> _Instructions for the task_
Reproduce the records below in their entirety, character for character.

> _Records for this task_
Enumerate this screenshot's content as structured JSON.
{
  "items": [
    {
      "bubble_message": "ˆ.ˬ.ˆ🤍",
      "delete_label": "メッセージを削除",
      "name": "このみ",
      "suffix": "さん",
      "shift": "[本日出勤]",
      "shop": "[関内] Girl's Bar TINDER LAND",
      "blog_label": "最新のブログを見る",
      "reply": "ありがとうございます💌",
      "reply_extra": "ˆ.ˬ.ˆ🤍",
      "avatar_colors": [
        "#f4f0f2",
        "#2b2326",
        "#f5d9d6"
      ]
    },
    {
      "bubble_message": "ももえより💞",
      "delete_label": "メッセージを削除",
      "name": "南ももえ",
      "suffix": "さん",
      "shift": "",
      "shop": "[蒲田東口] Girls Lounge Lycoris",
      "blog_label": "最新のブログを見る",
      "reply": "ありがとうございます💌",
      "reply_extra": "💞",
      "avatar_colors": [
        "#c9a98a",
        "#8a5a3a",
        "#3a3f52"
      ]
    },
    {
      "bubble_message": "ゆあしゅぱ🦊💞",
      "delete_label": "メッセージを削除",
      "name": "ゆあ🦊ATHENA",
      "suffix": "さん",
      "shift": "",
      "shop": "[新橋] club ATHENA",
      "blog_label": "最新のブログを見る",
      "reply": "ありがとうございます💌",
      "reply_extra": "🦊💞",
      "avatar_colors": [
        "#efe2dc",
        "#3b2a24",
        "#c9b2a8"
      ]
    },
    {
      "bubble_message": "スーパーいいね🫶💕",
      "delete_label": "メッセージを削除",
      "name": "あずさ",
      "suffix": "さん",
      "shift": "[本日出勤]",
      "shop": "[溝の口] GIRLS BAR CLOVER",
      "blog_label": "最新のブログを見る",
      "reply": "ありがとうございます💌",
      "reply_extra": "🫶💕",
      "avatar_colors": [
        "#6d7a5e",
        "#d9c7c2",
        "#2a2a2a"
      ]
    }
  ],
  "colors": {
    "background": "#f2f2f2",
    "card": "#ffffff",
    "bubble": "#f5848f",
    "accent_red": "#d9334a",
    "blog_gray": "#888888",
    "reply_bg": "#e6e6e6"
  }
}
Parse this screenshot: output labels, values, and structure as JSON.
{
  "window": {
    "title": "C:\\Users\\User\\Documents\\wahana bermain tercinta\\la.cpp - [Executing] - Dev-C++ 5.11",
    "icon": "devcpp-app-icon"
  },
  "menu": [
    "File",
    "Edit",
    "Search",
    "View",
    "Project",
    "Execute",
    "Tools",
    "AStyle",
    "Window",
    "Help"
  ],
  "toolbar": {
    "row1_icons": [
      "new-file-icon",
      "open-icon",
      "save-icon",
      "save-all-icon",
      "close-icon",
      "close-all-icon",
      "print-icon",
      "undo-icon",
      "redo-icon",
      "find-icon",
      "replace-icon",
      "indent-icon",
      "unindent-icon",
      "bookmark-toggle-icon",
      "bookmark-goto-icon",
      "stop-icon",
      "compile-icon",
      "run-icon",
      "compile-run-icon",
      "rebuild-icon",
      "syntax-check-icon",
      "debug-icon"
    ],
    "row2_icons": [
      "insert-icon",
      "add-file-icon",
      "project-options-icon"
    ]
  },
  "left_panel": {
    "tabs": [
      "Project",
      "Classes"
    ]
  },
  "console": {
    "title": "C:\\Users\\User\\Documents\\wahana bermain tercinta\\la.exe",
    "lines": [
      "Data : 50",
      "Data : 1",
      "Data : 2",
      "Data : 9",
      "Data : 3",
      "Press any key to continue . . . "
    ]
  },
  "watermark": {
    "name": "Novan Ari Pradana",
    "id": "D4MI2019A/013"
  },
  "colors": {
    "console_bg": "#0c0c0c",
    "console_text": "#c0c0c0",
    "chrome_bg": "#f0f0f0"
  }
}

> _The response_
Enumerate this screenshot's content as structured JSON.
{
  "items": [
    {
      "bubble_message": "ˆ.ˬ.ˆ🤍",
      "delete_label": "メッセージを削除",
      "name": "このみ",
      "suffix": "さん",
      "shift": "[本日出勤]",
      "shop": "[関内] Girl's Bar TINDER LAND",
      "blog_label": "最新のブログを見る",
      "reply": "ありがとうございます💌",
      "reply_extra": "ˆ.ˬ.ˆ🤍",
      "avatar_colors": [
        "#f4f0f2",
        "#2b2326",
        "#f5d9d6"
      ]
    },
    {
      "bubble_message": "ももえより💞",
      "delete_label": "メッセージを削除",
      "name": "南ももえ",
      "suffix": "さん",
      "shift": "",
      "shop": "[蒲田東口] Girls Lounge Lycoris",
      "blog_label": "最新のブログを見る",
      "reply": "ありがとうございます💌",
      "reply_extra": "💞",
      "avatar_colors": [
        "#c9a98a",
        "#8a5a3a",
        "#3a3f52"
      ]
    },
    {
      "bubble_message": "ゆあしゅぱ🦊💞",
      "delete_label": "メッセージを削除",
      "name": "ゆあ🦊ATHENA",
      "suffix": "さん",
      "shift": "",
      "shop": "[新橋] club ATHENA",
      "blog_label": "最新のブログを見る",
      "reply": "ありがとうございます💌",
      "reply_extra": "🦊💞",
      "avatar_colors": [
        "#efe2dc",
        "#3b2a24",
        "#c9b2a8"
      ]
    },
    {
      "bubble_message": "スーパーいいね🫶💕",
      "delete_label": "メッセージを削除",
      "name": "あずさ",
      "suffix": "さん",
      "shift": "[本日出勤]",
      "shop": "[溝の口] GIRLS BAR CLOVER",
      "blog_label": "最新のブログを見る",
      "reply": "ありがとうございます💌",
      "reply_extra": "🫶💕",
      "avatar_colors": [
        "#6d7a5e",
        "#d9c7c2",
        "#2a2a2a"
      ]
    }
  ],
  "colors": {
    "background": "#f2f2f2",
    "card": "#ffffff",
    "bubble": "#f5848f",
    "accent_red": "#d9334a",
    "blog_gray": "#888888",
    "reply_bg": "#e6e6e6"
  }
}
Parse this screenshot: output labels, values, and structure as JSON.
{
  "window": {
    "title": "C:\\Users\\User\\Documents\\wahana bermain tercinta\\la.cpp - [Executing] - Dev-C++ 5.11",
    "icon": "devcpp-app-icon"
  },
  "menu": [
    "File",
    "Edit",
    "Search",
    "View",
    "Project",
    "Execute",
    "Tools",
    "AStyle",
    "Window",
    "Help"
  ],
  "toolbar": {
    "row1_icons": [
      "new-file-icon",
      "open-icon",
      "save-icon",
      "save-all-icon",
      "close-icon",
      "close-all-icon",
      "print-icon",
      "undo-icon",
      "redo-icon",
      "find-icon",
      "replace-icon",
      "indent-icon",
      "unindent-icon",
      "bookmark-toggle-icon",
      "bookmark-goto-icon",
      "stop-icon",
      "compile-icon",
      "run-icon",
      "compile-run-icon",
      "rebuild-icon",
      "syntax-check-icon",
      "debug-icon"
    ],
    "row2_icons": [
      "insert-icon",
      "add-file-icon",
      "project-options-icon"
    ]
  },
  "left_panel": {
    "tabs": [
      "Project",
      "Classes"
    ]
  },
  "console": {
    "title": "C:\\Users\\User\\Documents\\wahana bermain tercinta\\la.exe",
    "lines": [
      "Data : 50",
      "Data : 1",
      "Data : 2",
      "Data : 9",
      "Data : 3",
      "Press any key to continue . . . "
    ]
  },
  "watermark": {
    "name": "Novan Ari Pradana",
    "id": "D4MI2019A/013"
  },
  "colors": {
    "console_bg": "#0c0c0c",
    "console_text": "#c0c0c0",
    "chrome_bg": "#f0f0f0"
  }
}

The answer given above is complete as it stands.